REQUIRED WORK: List, from the lines below, each one with "intervals" in it.

^^^^^^^^

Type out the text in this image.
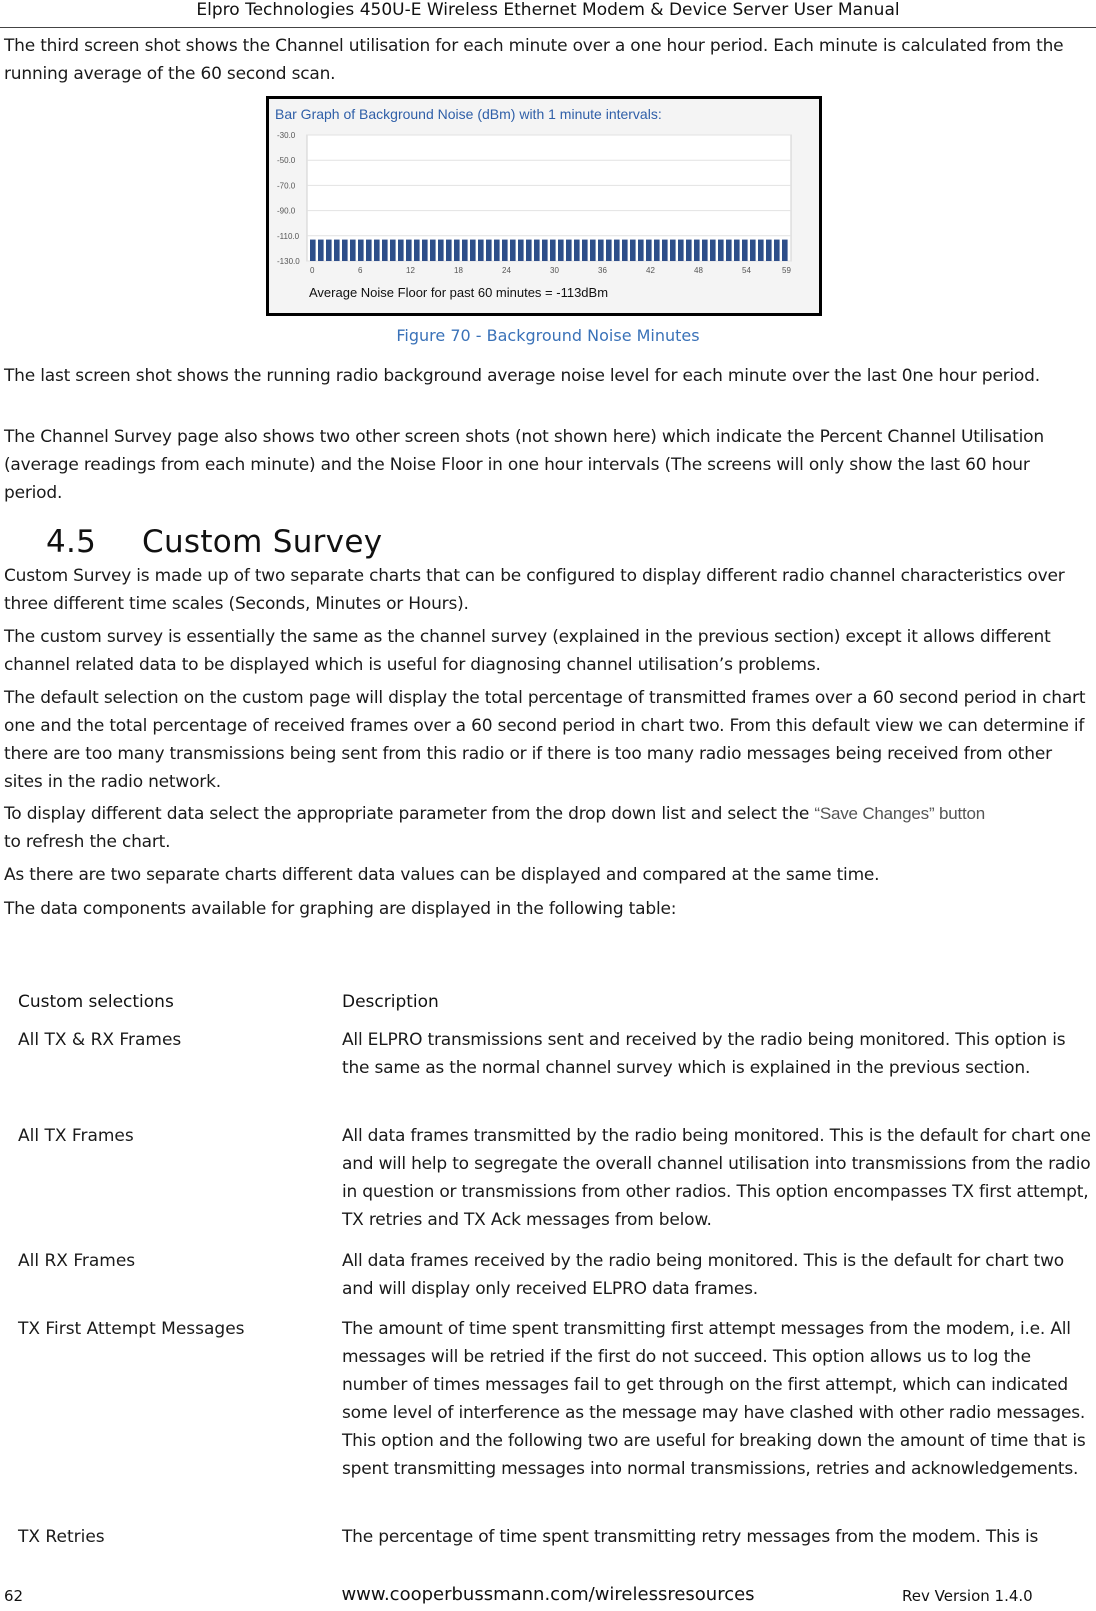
Elpro Technologies 450U-E Wireless Ethernet Modem & Device Server User Manual

The third screen shot shows the Channel utilisation for each minute over a one hour period. Each minute is calculated from the running average of the 60 second scan.

Bar Graph of Background Noise (dBm) with 1 minute intervals:
-30.0
-50.0
-70.0
-90.0
-110.0
-130.0
0	6	12	18	24	30	36	42	48	54	59
Average Noise Floor for past 60 minutes = -113dBm
Figure 70 - Background Noise Minutes

The last screen shot shows the running radio background average noise level for each minute over the last 0ne hour period.

The Channel Survey page also shows two other screen shots (not shown here) which indicate the Percent Channel Utilisation (average readings from each minute) and the Noise Floor in one hour intervals (The screens will only show the last 60 hour period.

4.5 Custom Survey

Custom Survey is made up of two separate charts that can be configured to display different radio channel characteristics over three different time scales (Seconds, Minutes or Hours).

The custom survey is essentially the same as the channel survey (explained in the previous section) except it allows different channel related data to be displayed which is useful for diagnosing channel utilisation’s problems.

The default selection on the custom page will display the total percentage of transmitted frames over a 60 second period in chart one and the total percentage of received frames over a 60 second period in chart two. From this default view we can determine if there are too many transmissions being sent from this radio or if there is too many radio messages being received from other sites in the radio network.

To display different data select the appropriate parameter from the drop down list and select the “Save Changes” button
to refresh the chart.

As there are two separate charts different data values can be displayed and compared at the same time.

The data components available for graphing are displayed in the following table:

Custom selections	Description
All TX & RX Frames	All ELPRO transmissions sent and received by the radio being monitored. This option is the same as the normal channel survey which is explained in the previous section.
All TX Frames	All data frames transmitted by the radio being monitored. This is the default for chart one and will help to segregate the overall channel utilisation into transmissions from the radio in question or transmissions from other radios. This option encompasses TX first attempt, TX retries and TX Ack messages from below.
All RX Frames	All data frames received by the radio being monitored. This is the default for chart two and will display only received ELPRO data frames.
TX First Attempt Messages	The amount of time spent transmitting first attempt messages from the modem, i.e. All messages will be retried if the first do not succeed. This option allows us to log the number of times messages fail to get through on the first attempt, which can indicated some level of interference as the message may have clashed with other radio messages. This option and the following two are useful for breaking down the amount of time that is spent transmitting messages into normal transmissions, retries and acknowledgements.
TX Retries	The percentage of time spent transmitting retry messages from the modem. This is
62	www.cooperbussmann.com/wirelessresources	Rev Version 1.4.0
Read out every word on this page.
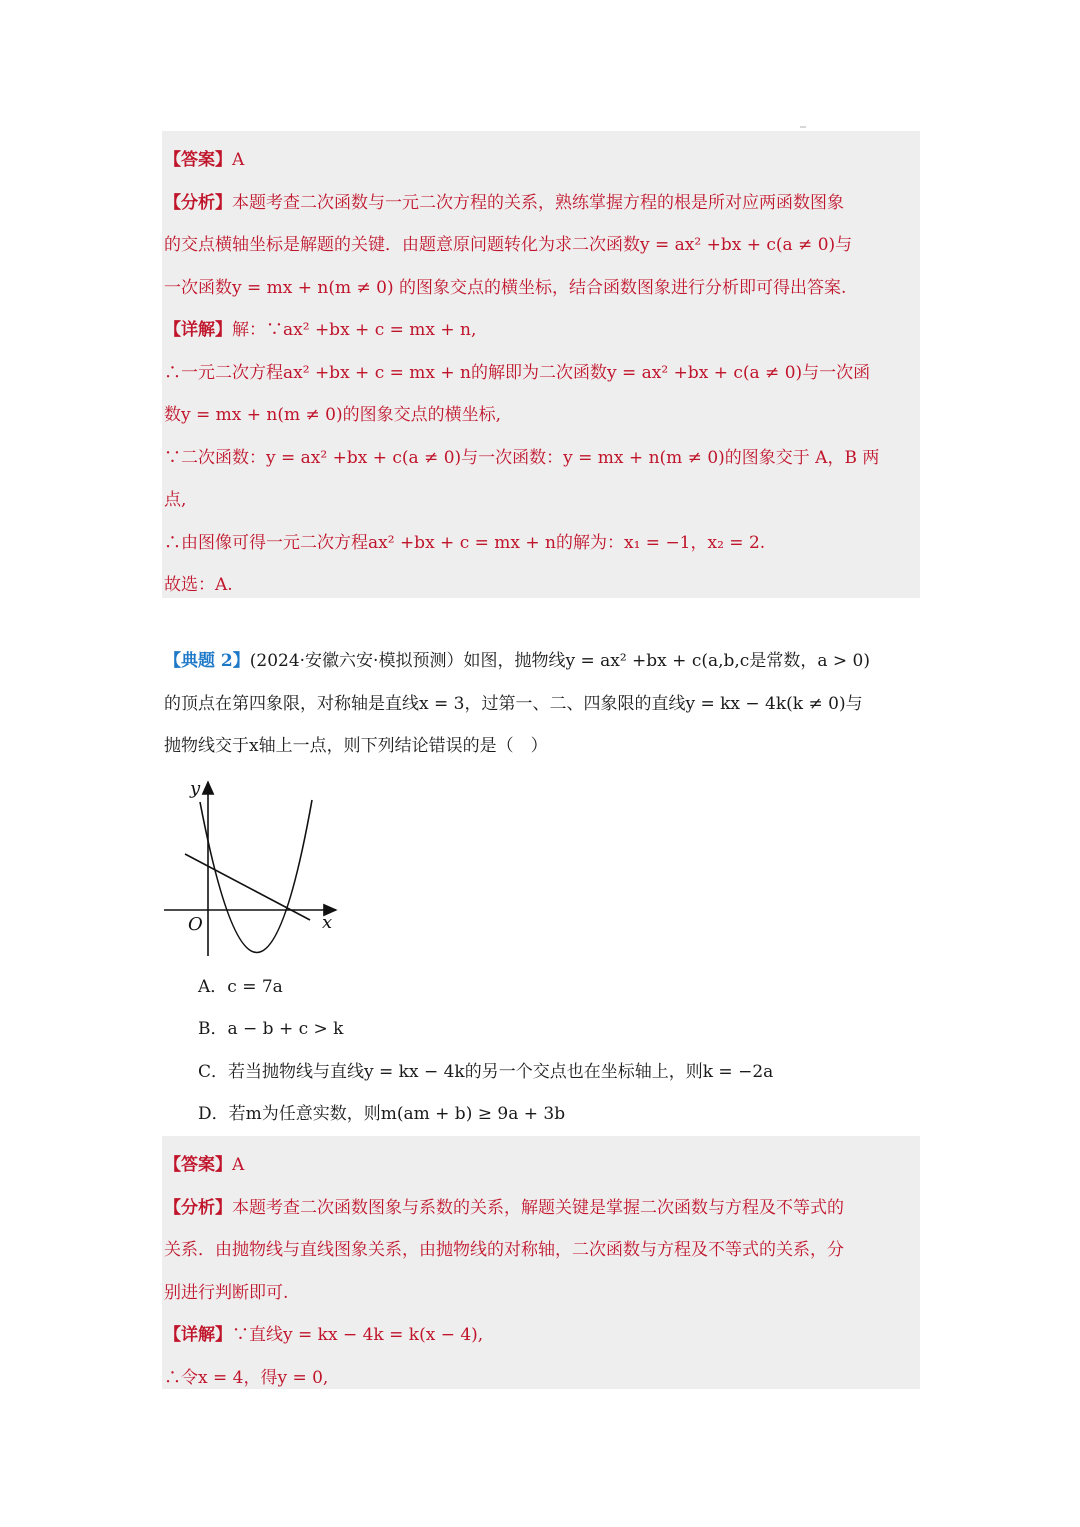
【答案】A
【分析】本题考查二次函数与一元二次方程的关系，熟练掌握方程的根是所对应两函数图象
的交点横轴坐标是解题的关键．由题意原问题转化为求二次函数y = ax² +bx + c(a ≠ 0)与
一次函数y = mx + n(m ≠ 0) 的图象交点的横坐标，结合函数图象进行分析即可得出答案.
【详解】解：∵ax² +bx + c = mx + n,
∴一元二次方程ax² +bx + c = mx + n的解即为二次函数y = ax² +bx + c(a ≠ 0)与一次函
数y = mx + n(m ≠ 0)的图象交点的横坐标,
∵二次函数：y = ax² +bx + c(a ≠ 0)与一次函数：y = mx + n(m ≠ 0)的图象交于 A，B 两
点,
∴由图像可得一元二次方程ax² +bx + c = mx + n的解为：x₁ = −1，x₂ = 2.
故选：A.
【典题 2】(2024·安徽六安·模拟预测）如图，抛物线y = ax² +bx + c(a,b,c是常数，a > 0)
的顶点在第四象限，对称轴是直线x = 3，过第一、二、四象限的直线y = kx − 4k(k ≠ 0)与
抛物线交于x轴上一点，则下列结论错误的是（　）
y
x
O
A．c = 7a
B．a − b + c > k
C．若当抛物线与直线y = kx − 4k的另一个交点也在坐标轴上，则k = −2a
D．若m为任意实数，则m(am + b) ≥ 9a + 3b
【答案】A
【分析】本题考查二次函数图象与系数的关系，解题关键是掌握二次函数与方程及不等式的
关系．由抛物线与直线图象关系，由抛物线的对称轴，二次函数与方程及不等式的关系，分
别进行判断即可.
【详解】∵直线y = kx − 4k = k(x − 4),
∴令x = 4，得y = 0,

^^^^^^^^

SOLUTION FOR THIS TASK:
Bar Graph of Background Noise (dBm) with 1 minute intervals:
The Channel Survey page also shows two other screen shots (not shown here) which indicate the Percent Channel Utilisation (average readings from each minute) and the Noise Floor in one hour intervals (The screens will only show the last 60 hour period.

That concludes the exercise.